(Given exercise): Omit any picture, and return the remaining data exactly as written.

(Extracted information):
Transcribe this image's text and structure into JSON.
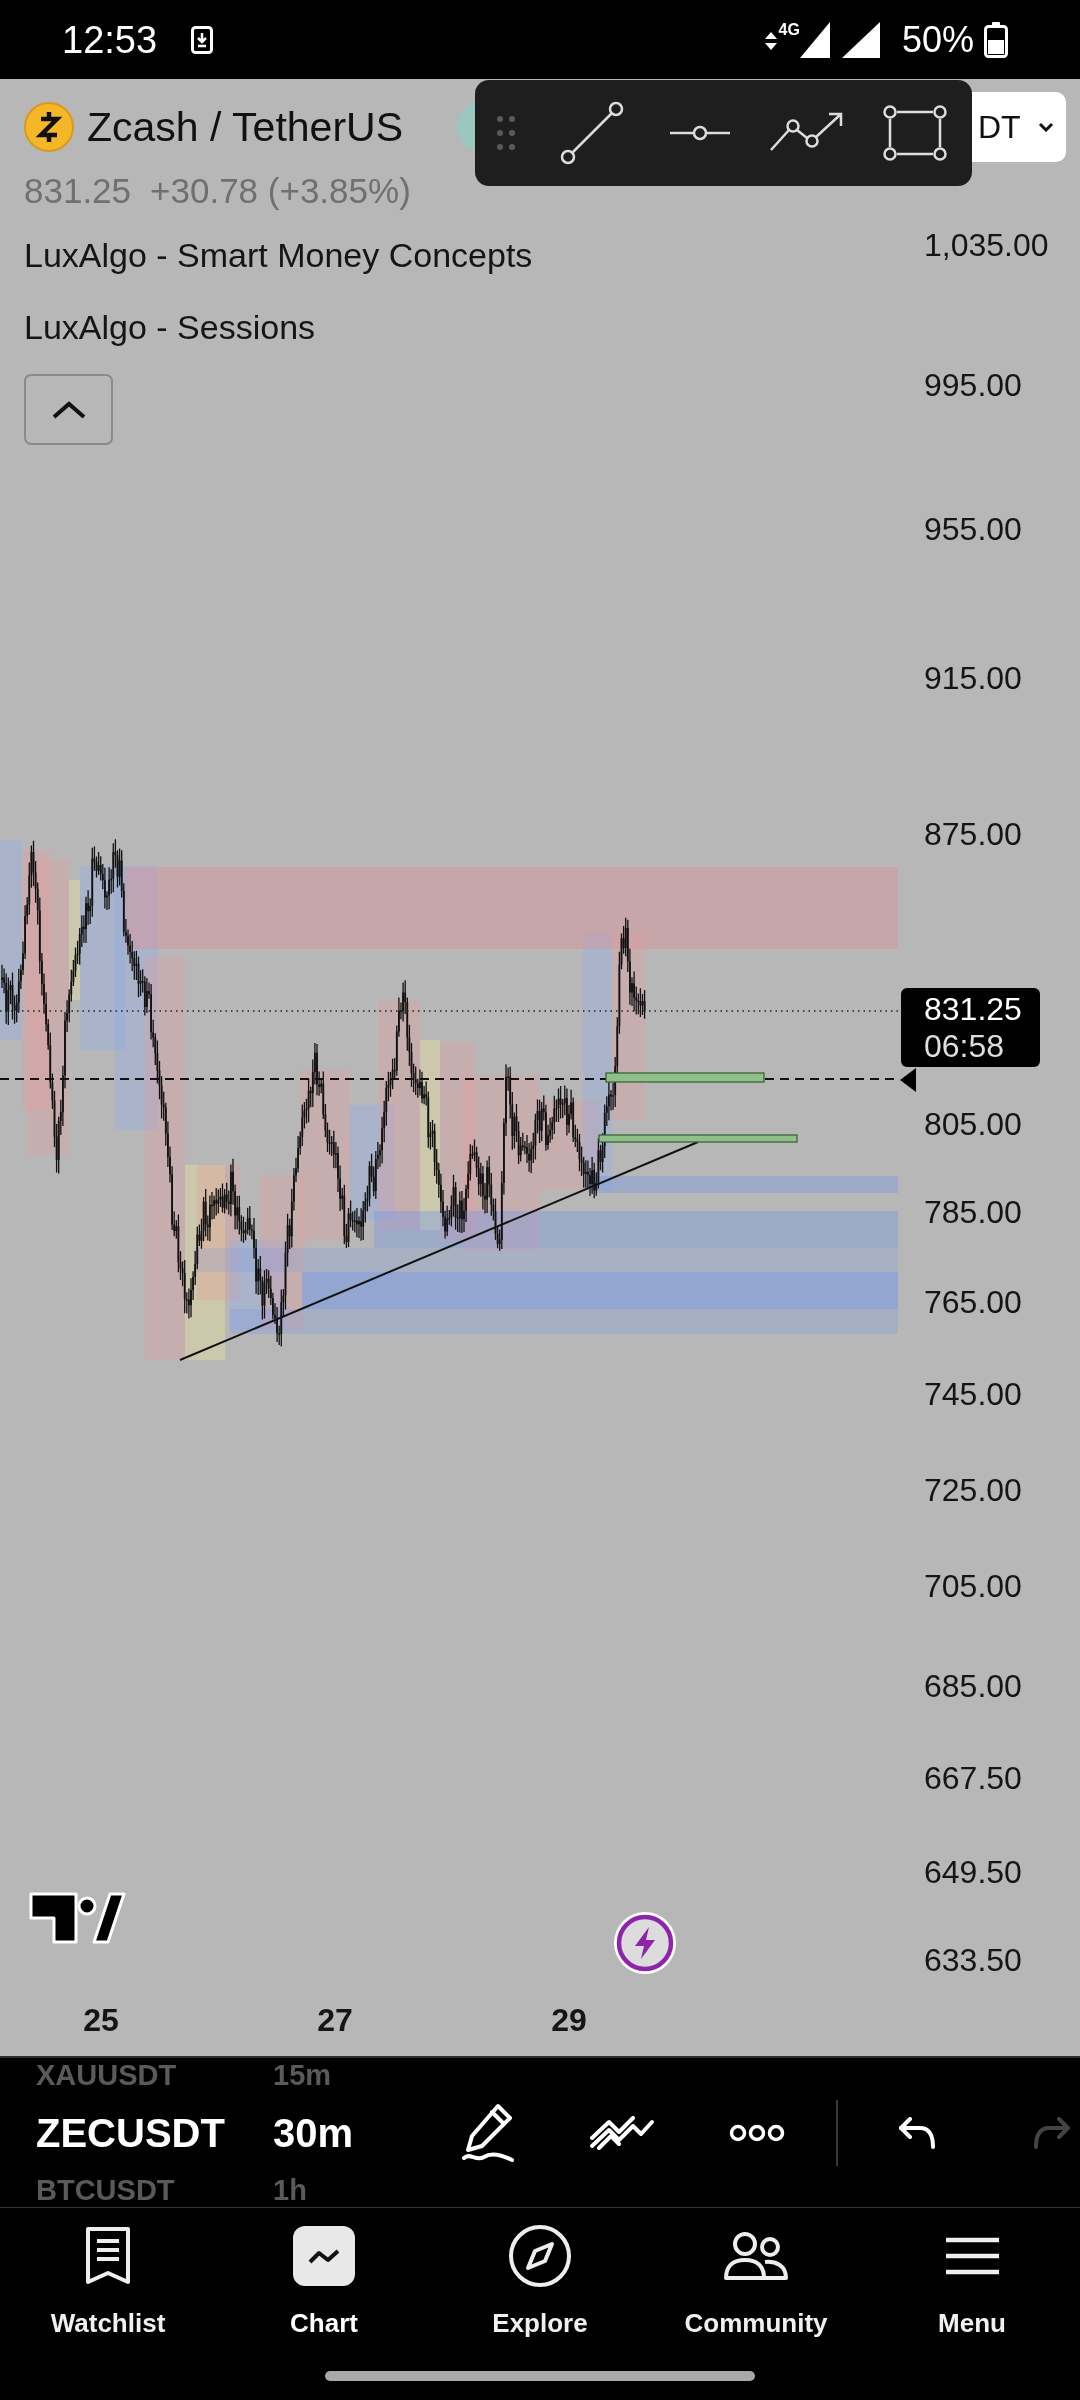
{
  "status_bar": {
    "time": "12:53",
    "network": "4G",
    "battery": "50%"
  },
  "header": {
    "symbol": "Zcash / TetherUS",
    "symbol_button": "DT",
    "price": "831.25",
    "change": "+30.78 (+3.85%)"
  },
  "indicators": [
    {
      "name": "LuxAlgo - Smart Money Concepts"
    },
    {
      "name": "LuxAlgo - Sessions"
    }
  ],
  "chart": {
    "price_axis": [
      "1,035.00",
      "995.00",
      "955.00",
      "915.00",
      "875.00",
      "805.00",
      "785.00",
      "765.00",
      "745.00",
      "725.00",
      "705.00",
      "685.00",
      "667.50",
      "649.50",
      "633.50"
    ],
    "last_price": "831.25",
    "countdown": "06:58",
    "time_axis": [
      "25",
      "27",
      "29"
    ]
  },
  "symbol_picker": {
    "symbols": [
      {
        "label": "XAUUSDT",
        "selected": false
      },
      {
        "label": "ZECUSDT",
        "selected": true
      },
      {
        "label": "BTCUSDT",
        "selected": false
      }
    ],
    "intervals": [
      {
        "label": "15m",
        "selected": false
      },
      {
        "label": "30m",
        "selected": true
      },
      {
        "label": "1h",
        "selected": false
      }
    ]
  },
  "drawing_actions": {
    "undo": {
      "disabled": false
    },
    "redo": {
      "disabled": true
    }
  },
  "nav": [
    {
      "label": "Watchlist",
      "selected": false
    },
    {
      "label": "Chart",
      "selected": true
    },
    {
      "label": "Explore",
      "selected": false
    },
    {
      "label": "Community",
      "selected": false
    },
    {
      "label": "Menu",
      "selected": false
    }
  ]
}
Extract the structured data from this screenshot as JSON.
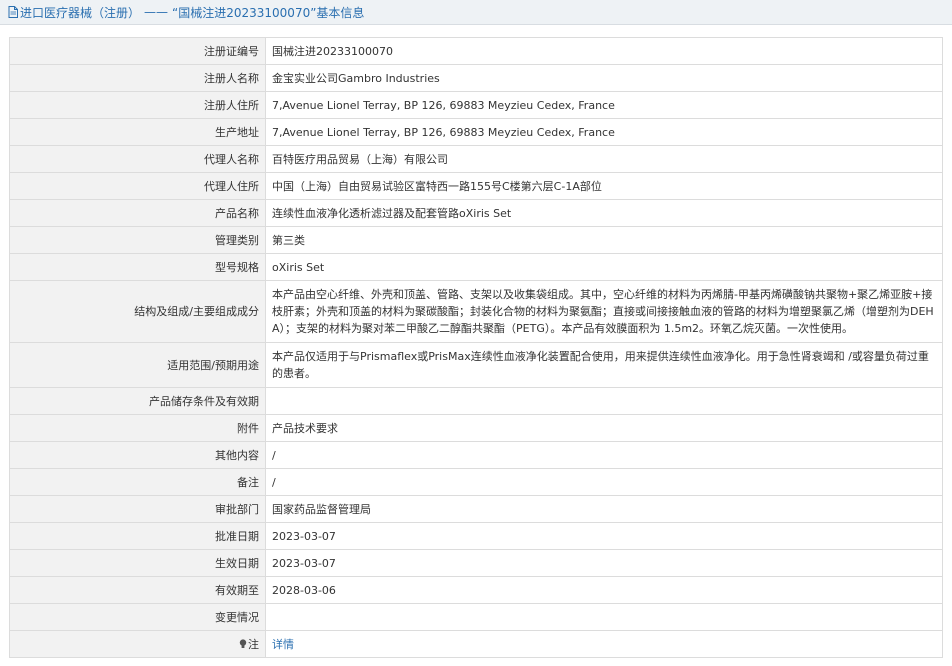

(Correct answer):
Transcribe this image's text and structure into JSON.
{
  "status_bar": {
    "time": "12:53",
    "network": "4G",
    "battery": "50%"
  },
  "header": {
    "symbol": "Zcash / TetherUS",
    "symbol_button": "DT",
    "price": "831.25",
    "change": "+30.78 (+3.85%)"
  },
  "indicators": [
    {
      "name": "LuxAlgo - Smart Money Concepts"
    },
    {
      "name": "LuxAlgo - Sessions"
    }
  ],
  "chart": {
    "price_axis": [
      "1,035.00",
      "995.00",
      "955.00",
      "915.00",
      "875.00",
      "805.00",
      "785.00",
      "765.00",
      "745.00",
      "725.00",
      "705.00",
      "685.00",
      "667.50",
      "649.50",
      "633.50"
    ],
    "last_price": "831.25",
    "countdown": "06:58",
    "time_axis": [
      "25",
      "27",
      "29"
    ]
  },
  "symbol_picker": {
    "symbols": [
      {
        "label": "XAUUSDT",
        "selected": false
      },
      {
        "label": "ZECUSDT",
        "selected": true
      },
      {
        "label": "BTCUSDT",
        "selected": false
      }
    ],
    "intervals": [
      {
        "label": "15m",
        "selected": false
      },
      {
        "label": "30m",
        "selected": true
      },
      {
        "label": "1h",
        "selected": false
      }
    ]
  },
  "drawing_actions": {
    "undo": {
      "disabled": false
    },
    "redo": {
      "disabled": true
    }
  },
  "nav": [
    {
      "label": "Watchlist",
      "selected": false
    },
    {
      "label": "Chart",
      "selected": true
    },
    {
      "label": "Explore",
      "selected": false
    },
    {
      "label": "Community",
      "selected": false
    },
    {
      "label": "Menu",
      "selected": false
    }
  ]
}
Extract the structured data from this screenshot as JSON.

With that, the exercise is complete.